[WHAT YOU NEED TO DO]: In the document excerpt, what does the division unit do to the source code at step S301?

[DOCUMENT EXCERPT]:

::::::

When selection of the query code line is received, the similarity evaluation unit 255 identifies the line vector of the inverted index in which the distance from the line vector of the selected line is less than a threshold value, and identifies the offset corresponding to the identified line vector. The query code line may be selected by the user operating the input unit 220.
The similarity evaluation unit 255 obtains the compressed code array corresponding to the identification information of the similar code from the compressed file 244, and extracts the line code array corresponding to the identified offset from the compressed code array. The similarity evaluation unit 255 decodes the line code array on the basis of the static dictionary information 242 and the dynamic dictionary information 243, and displays the decoded code on the display unit 230 in association with the query code line.
Next, an exemplary processing procedure of the information processing apparatus 200 according to the present second embodiment will be described. FIG. 15 is a flowchart illustrating a processing procedure of the information processing apparatus according to the present second embodiment. As illustrated in FIG. 15 , the division unit 252 of the information processing apparatus 200 performs the morphological analysis on the source code, and divides it into a plurality of reserved words and variables (step S301).
The encoding unit 253 of the information processing apparatus 200 assigns a static code to a reserved word in the source code on the basis of the static dictionary information 242 (step S302). The encoding unit 253 performs a dynamic encoding process (step S303).
The encoding unit 253 assigns vectors to the static codes in the compressed code array (step S304). The encoding unit 253 executes the Poincare embeddings on the basis of the attributes added to the dynamic codes (step S305). The vector calculation unit 254 of the information processing apparatus 200 generates an inverted index on the basis of the vector and appearance position of each line code array (step S306). The vector calculation unit 254 accumulates the vectors of the compressed code array to calculate a vector of the source code (step S307).

::::::

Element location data

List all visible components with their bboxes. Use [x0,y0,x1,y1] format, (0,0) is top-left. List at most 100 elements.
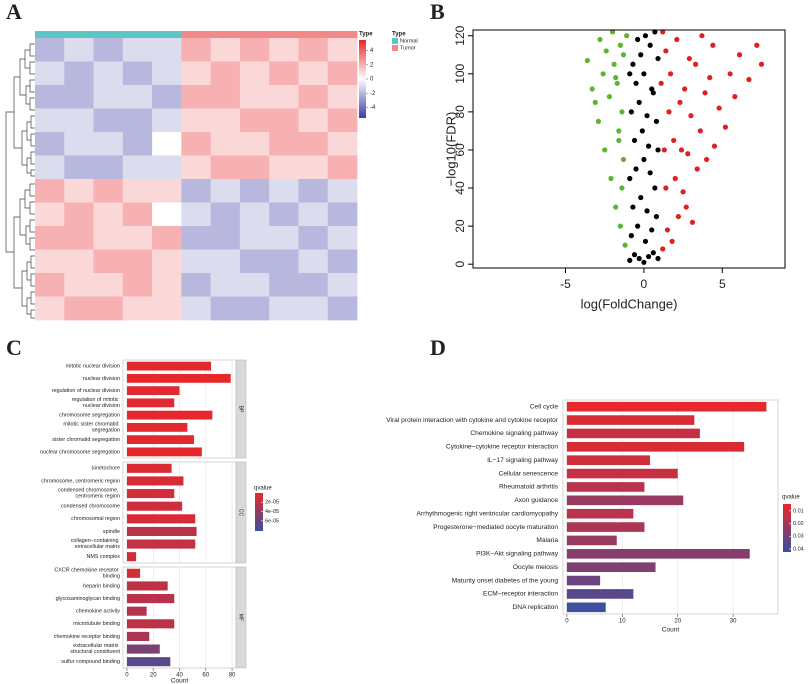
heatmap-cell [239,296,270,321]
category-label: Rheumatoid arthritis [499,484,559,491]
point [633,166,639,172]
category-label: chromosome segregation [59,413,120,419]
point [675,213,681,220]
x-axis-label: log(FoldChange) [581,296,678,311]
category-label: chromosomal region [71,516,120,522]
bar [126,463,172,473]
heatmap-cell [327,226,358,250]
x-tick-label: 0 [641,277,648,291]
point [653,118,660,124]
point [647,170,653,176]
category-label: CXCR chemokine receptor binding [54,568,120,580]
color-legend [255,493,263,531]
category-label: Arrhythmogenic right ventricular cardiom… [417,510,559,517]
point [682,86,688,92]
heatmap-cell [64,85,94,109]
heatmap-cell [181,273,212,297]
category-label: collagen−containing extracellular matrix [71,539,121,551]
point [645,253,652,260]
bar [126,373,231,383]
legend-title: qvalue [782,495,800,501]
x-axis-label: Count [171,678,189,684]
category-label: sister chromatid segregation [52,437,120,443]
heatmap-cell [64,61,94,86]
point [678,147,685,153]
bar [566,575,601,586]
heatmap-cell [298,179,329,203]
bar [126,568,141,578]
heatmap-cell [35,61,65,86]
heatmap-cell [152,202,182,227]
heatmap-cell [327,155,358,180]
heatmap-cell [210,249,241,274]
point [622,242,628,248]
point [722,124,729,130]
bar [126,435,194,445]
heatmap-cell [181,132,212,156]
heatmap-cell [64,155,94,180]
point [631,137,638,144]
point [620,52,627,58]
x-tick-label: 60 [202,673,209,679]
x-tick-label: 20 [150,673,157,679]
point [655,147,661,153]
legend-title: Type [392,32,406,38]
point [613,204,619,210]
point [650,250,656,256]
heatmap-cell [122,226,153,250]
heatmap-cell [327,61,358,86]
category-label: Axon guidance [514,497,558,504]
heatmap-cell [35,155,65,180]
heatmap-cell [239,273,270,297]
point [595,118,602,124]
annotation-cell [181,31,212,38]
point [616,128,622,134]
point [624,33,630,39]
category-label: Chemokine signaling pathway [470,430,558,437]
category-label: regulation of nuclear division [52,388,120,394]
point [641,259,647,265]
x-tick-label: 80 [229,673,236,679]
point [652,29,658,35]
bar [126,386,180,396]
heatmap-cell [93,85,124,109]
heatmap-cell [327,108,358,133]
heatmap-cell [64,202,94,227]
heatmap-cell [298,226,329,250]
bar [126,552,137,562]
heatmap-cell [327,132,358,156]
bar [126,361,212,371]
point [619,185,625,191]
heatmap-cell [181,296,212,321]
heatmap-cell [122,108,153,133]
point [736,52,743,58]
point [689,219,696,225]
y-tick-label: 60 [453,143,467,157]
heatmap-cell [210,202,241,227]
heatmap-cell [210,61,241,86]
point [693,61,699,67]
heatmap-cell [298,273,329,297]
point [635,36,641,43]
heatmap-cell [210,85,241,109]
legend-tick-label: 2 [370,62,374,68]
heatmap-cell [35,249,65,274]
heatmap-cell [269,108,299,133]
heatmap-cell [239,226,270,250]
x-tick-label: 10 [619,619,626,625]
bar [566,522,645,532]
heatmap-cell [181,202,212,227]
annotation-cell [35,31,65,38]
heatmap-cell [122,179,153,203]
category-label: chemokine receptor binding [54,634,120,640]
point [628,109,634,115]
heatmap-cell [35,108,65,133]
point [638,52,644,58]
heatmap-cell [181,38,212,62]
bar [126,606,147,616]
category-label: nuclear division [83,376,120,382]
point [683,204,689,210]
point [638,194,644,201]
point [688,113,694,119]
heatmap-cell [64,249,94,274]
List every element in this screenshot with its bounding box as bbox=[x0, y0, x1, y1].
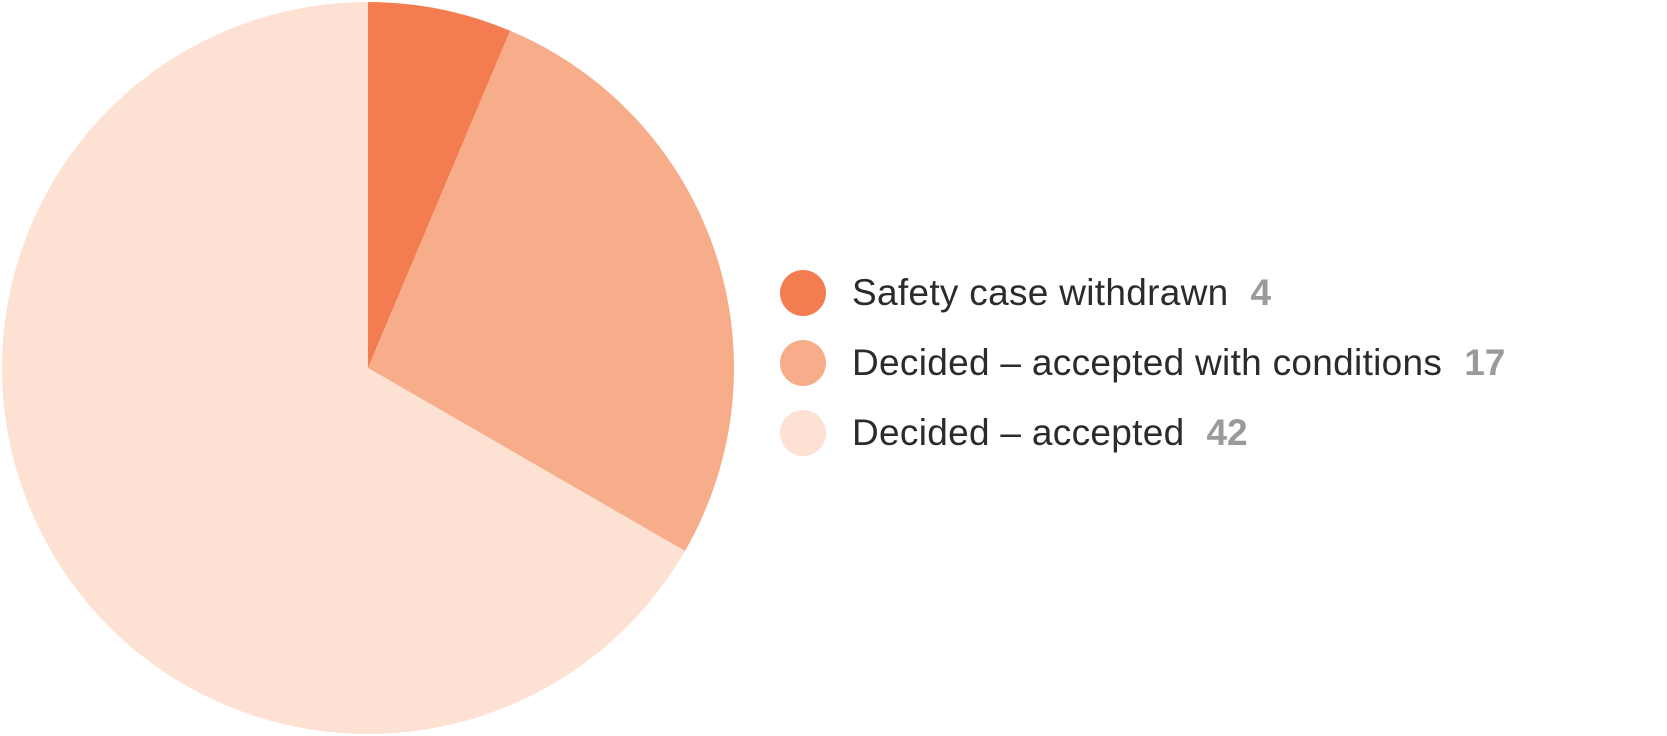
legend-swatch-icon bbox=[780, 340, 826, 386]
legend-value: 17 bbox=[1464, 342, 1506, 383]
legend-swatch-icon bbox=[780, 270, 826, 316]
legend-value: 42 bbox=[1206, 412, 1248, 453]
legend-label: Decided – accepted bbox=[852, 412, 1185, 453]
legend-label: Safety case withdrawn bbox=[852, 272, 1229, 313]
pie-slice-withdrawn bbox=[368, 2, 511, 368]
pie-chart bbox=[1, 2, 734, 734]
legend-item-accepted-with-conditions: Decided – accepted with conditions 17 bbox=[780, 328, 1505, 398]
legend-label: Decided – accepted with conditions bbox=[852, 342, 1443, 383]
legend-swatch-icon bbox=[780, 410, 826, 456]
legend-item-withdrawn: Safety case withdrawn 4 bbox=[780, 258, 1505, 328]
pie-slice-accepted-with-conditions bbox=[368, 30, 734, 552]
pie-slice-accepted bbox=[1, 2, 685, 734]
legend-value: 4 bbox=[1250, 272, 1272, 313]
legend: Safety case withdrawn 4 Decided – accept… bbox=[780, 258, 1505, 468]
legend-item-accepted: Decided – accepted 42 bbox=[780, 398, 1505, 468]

::::::

[EXERCISE OUTPUT]: It performs morphological analysis on the source code and divides it into a plurality of reserved words and variables.